___ TEXTO PARA LEITURA ___

Mas aquelas obscuridades e lacunas não impedem, em todo o caso, que vislumbremos as remotas raízes e os velhos e notáveis pergaminhos do nosso concelho.
Se estamos a celebrar, justificadamente, o foral dionisíaco, marco miliário da história portuguesa desta terra, não esqueçamos que a existência dele e os seus títulos jurídicos antecedem a outorga da carta de 1296. Sabe-se, nomeadamente, do lugar que ocupou a região de Riba-Côa nas preocupações políticas de repovoamento dos reis leoneses Fernando II e Afonso IX. A região que vai de Almeida ao Sabugal, regista Lindley Cintra, era «deserta ou quase deserta, constituía uma espécie de terra de ninguém, de vez em quando atravessada pelas expedições militares cristãs ou sarracenas», Afonso IX de Leão, rei a partir de 1188, empenhou-se expressamente no repovoamento e defesa do território desta região, e há notícias de várias visitas do monarca às povoações de Riba-Côa, designadamente ao Sabugal. Terá sido ele o primeiro a outorgar-lhe foro?

___ DADOS FORNECIDOS ___

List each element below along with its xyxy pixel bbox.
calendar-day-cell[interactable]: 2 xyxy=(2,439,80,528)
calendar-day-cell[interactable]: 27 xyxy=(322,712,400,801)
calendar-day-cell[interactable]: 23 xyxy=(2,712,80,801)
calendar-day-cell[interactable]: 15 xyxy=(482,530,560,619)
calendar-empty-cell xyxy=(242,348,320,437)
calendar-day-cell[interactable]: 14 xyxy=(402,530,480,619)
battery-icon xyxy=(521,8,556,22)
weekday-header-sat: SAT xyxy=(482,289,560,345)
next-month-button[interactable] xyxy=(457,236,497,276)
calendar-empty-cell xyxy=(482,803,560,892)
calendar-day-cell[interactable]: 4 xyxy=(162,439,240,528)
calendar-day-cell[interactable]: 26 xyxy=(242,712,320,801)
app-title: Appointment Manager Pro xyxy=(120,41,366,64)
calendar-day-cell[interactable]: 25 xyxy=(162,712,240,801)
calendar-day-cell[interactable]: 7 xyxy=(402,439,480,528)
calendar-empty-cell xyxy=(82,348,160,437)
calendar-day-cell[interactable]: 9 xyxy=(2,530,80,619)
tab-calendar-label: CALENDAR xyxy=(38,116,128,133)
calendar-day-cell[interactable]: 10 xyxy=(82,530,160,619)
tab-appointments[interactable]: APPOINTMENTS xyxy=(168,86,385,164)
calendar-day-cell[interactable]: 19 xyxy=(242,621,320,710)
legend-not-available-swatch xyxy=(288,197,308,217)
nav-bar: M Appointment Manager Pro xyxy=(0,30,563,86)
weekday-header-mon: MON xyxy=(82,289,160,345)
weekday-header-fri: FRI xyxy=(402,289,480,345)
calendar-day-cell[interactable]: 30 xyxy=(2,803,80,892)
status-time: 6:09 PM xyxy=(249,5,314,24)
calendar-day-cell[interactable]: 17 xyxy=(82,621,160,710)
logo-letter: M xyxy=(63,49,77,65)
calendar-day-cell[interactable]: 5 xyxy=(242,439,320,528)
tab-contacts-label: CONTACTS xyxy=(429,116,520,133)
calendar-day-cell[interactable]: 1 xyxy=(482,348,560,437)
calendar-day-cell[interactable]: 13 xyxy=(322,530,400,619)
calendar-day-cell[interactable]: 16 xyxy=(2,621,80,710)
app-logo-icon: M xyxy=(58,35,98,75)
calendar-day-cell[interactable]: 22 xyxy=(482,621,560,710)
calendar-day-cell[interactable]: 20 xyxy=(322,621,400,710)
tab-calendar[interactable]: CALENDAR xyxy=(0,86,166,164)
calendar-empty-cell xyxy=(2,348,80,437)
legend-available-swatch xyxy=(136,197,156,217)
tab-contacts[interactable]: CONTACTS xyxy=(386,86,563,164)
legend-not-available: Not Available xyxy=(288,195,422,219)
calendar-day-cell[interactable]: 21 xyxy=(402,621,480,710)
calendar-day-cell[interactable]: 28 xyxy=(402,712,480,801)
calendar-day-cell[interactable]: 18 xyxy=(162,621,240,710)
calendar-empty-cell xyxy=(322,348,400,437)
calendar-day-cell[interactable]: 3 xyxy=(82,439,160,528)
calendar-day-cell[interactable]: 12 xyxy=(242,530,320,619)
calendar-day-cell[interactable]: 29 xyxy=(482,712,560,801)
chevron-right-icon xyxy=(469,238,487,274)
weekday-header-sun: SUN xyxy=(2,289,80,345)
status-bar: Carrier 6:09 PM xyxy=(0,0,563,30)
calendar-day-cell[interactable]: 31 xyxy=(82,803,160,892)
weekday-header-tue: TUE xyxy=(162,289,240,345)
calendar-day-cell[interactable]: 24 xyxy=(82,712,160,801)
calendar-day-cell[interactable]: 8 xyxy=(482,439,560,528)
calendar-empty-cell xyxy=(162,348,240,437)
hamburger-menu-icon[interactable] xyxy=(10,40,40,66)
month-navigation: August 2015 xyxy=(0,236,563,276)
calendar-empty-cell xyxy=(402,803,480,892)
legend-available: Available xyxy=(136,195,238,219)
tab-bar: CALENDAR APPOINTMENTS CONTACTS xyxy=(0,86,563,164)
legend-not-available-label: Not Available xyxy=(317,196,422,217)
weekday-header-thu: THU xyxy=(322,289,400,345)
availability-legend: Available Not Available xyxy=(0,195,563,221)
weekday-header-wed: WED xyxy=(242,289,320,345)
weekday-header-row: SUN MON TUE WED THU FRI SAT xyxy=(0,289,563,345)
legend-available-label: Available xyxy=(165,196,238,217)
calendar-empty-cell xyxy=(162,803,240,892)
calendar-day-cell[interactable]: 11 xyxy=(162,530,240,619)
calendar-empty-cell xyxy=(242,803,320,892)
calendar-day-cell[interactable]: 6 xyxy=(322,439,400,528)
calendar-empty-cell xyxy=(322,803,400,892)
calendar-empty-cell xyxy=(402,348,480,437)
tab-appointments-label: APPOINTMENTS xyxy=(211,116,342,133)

___
___ DADOS FORNECIDOS ___

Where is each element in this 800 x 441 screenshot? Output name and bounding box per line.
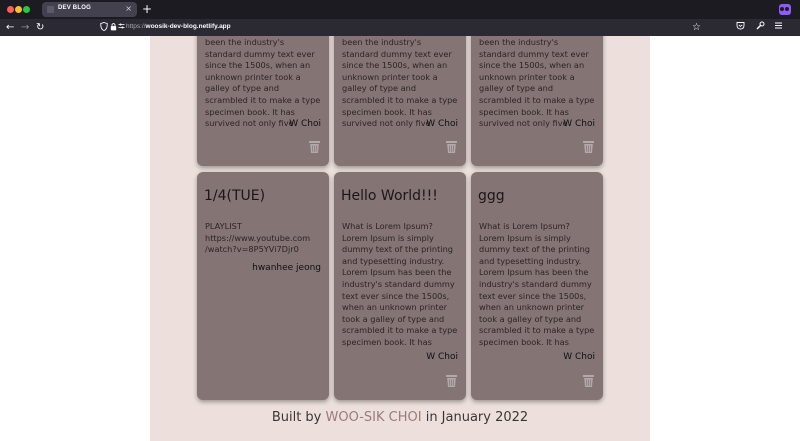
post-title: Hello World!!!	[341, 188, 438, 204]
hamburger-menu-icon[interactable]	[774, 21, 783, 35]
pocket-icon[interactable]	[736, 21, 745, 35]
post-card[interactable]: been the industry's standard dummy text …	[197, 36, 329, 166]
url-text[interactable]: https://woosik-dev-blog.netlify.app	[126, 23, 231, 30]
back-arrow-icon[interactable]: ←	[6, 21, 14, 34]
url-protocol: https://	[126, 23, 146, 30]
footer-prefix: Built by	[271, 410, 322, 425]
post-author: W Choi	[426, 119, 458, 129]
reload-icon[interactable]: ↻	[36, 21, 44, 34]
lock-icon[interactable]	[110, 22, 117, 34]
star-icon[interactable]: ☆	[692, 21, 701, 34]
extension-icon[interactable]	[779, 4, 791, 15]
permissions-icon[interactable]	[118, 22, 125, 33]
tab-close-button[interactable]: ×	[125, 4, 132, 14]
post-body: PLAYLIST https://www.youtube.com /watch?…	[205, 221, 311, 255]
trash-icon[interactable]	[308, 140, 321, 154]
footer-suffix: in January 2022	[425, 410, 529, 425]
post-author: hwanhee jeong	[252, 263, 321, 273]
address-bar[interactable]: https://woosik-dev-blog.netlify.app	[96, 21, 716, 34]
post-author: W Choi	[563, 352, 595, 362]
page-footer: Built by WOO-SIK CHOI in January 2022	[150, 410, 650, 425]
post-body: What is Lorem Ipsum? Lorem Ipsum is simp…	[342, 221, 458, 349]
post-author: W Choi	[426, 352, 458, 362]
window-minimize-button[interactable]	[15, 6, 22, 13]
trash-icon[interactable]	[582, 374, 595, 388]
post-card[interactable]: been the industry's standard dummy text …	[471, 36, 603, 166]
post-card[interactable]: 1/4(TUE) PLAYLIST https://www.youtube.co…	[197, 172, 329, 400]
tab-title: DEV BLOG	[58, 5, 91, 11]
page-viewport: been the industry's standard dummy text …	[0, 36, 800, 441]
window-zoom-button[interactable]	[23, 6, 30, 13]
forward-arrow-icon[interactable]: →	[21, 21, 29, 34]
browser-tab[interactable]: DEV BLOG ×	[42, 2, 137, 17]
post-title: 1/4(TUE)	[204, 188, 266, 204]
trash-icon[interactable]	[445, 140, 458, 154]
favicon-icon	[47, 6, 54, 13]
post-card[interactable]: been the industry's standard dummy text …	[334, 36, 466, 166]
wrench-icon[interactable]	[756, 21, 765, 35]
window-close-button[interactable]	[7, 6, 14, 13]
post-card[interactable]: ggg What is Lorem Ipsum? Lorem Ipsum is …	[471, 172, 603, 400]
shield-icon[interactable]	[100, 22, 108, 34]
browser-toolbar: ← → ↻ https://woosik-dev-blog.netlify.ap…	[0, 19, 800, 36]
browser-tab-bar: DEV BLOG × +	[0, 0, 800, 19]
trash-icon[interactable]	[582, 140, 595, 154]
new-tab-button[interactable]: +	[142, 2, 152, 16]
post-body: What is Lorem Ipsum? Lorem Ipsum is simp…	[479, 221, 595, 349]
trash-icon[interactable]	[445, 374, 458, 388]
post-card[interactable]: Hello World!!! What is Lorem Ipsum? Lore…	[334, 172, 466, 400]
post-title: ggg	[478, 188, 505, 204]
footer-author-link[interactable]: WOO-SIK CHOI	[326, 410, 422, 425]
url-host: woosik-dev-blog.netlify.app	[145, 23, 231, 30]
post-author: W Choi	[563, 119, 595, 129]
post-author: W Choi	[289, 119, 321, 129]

___

◆ PEDIDOS
#1 Transcreva, do texto sobre a região de Riba-Côa, o trecho que começa em "Mas aquelas obscuridades" e termina em "do nosso concelho.".
#2 De acordo com o texto sobre a região de Riba-Côa, a partir de que ano Afonso IX foi rei de Leão?

◆ LISTA DE RESPOSTAS
#1
Mas aquelas obscuridades e lacunas não impedem, em todo o caso, que vislumbremos as remotas raízes e os velhos e notáveis pergaminhos do nosso concelho.

#2 A partir de 1188.